→ **EXCERPTED RECORDS**:
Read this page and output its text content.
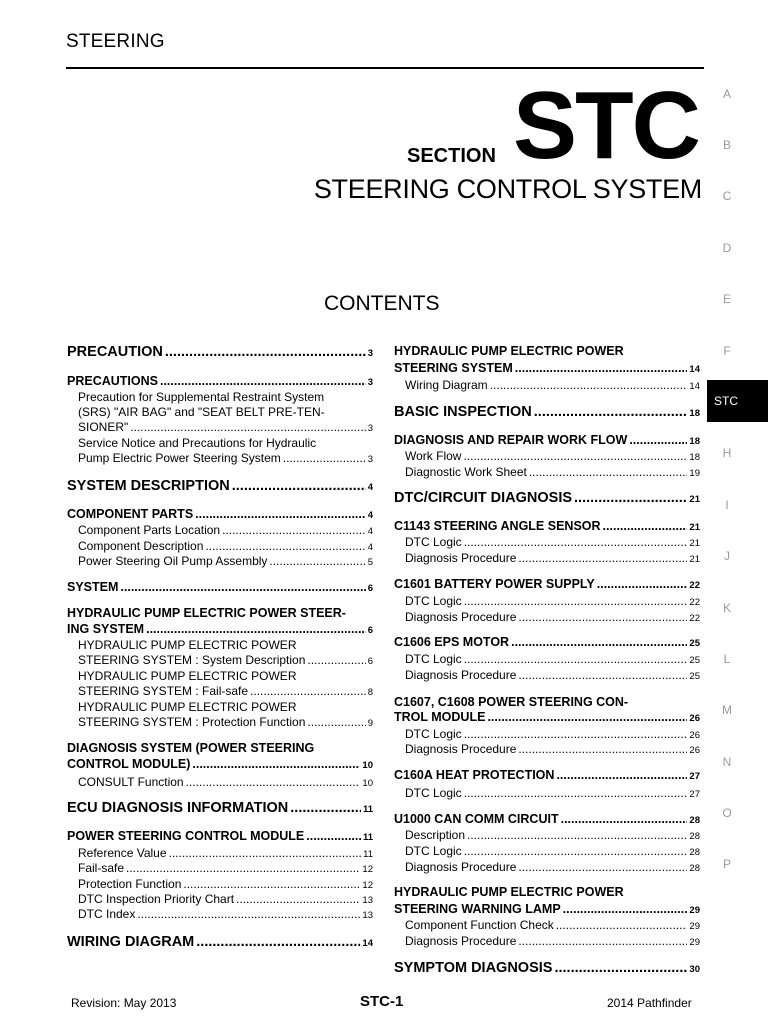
STEERING
SECTION STC
STEERING CONTROL SYSTEM
CONTENTS
A
B
C
D
E
F
STC
H
I
J
K
L
M
N
O
P
PRECAUTION .....	3
PRECAUTIONS .....	3
Precaution for Supplemental Restraint System
(SRS) "AIR BAG" and "SEAT BELT PRE-TEN-
SIONER" .....	3
Service Notice and Precautions for Hydraulic
Pump Electric Power Steering System .....	3
SYSTEM DESCRIPTION .....	4
COMPONENT PARTS .....	4
Component Parts Location .....	4
Component Description .....	4
Power Steering Oil Pump Assembly .....	5
SYSTEM .....	6
HYDRAULIC PUMP ELECTRIC POWER STEER-
ING SYSTEM .....	6
HYDRAULIC PUMP ELECTRIC POWER
STEERING SYSTEM : System Description .....	6
HYDRAULIC PUMP ELECTRIC POWER
STEERING SYSTEM : Fail-safe .....	8
HYDRAULIC PUMP ELECTRIC POWER
STEERING SYSTEM : Protection Function .....	9
DIAGNOSIS SYSTEM (POWER STEERING
CONTROL MODULE) .....	10
CONSULT Function .....	10
ECU DIAGNOSIS INFORMATION .....	11
POWER STEERING CONTROL MODULE .....	11
Reference Value .....	11
Fail-safe .....	12
Protection Function .....	12
DTC Inspection Priority Chart .....	13
DTC Index .....	13
WIRING DIAGRAM .....	14
HYDRAULIC PUMP ELECTRIC POWER
STEERING SYSTEM .....	14
Wiring Diagram .....	14
BASIC INSPECTION .....	18
DIAGNOSIS AND REPAIR WORK FLOW .....	18
Work Flow .....	18
Diagnostic Work Sheet .....	19
DTC/CIRCUIT DIAGNOSIS .....	21
C1143 STEERING ANGLE SENSOR .....	21
DTC Logic .....	21
Diagnosis Procedure .....	21
C1601 BATTERY POWER SUPPLY .....	22
DTC Logic .....	22
Diagnosis Procedure .....	22
C1606 EPS MOTOR .....	25
DTC Logic .....	25
Diagnosis Procedure .....	25
C1607, C1608 POWER STEERING CON-
TROL MODULE .....	26
DTC Logic .....	26
Diagnosis Procedure .....	26
C160A HEAT PROTECTION .....	27
DTC Logic .....	27
U1000 CAN COMM CIRCUIT .....	28
Description .....	28
DTC Logic .....	28
Diagnosis Procedure .....	28
HYDRAULIC PUMP ELECTRIC POWER
STEERING WARNING LAMP .....	29
Component Function Check .....	29
Diagnosis Procedure .....	29
SYMPTOM DIAGNOSIS .....	30
Revision: May 2013	STC-1	2014 Pathfinder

→ **EXERCISE TASK**: Tally the lines of the records holding the word "CONTROL", then give only the resulting number.

→ **FINAL RESULT**: 3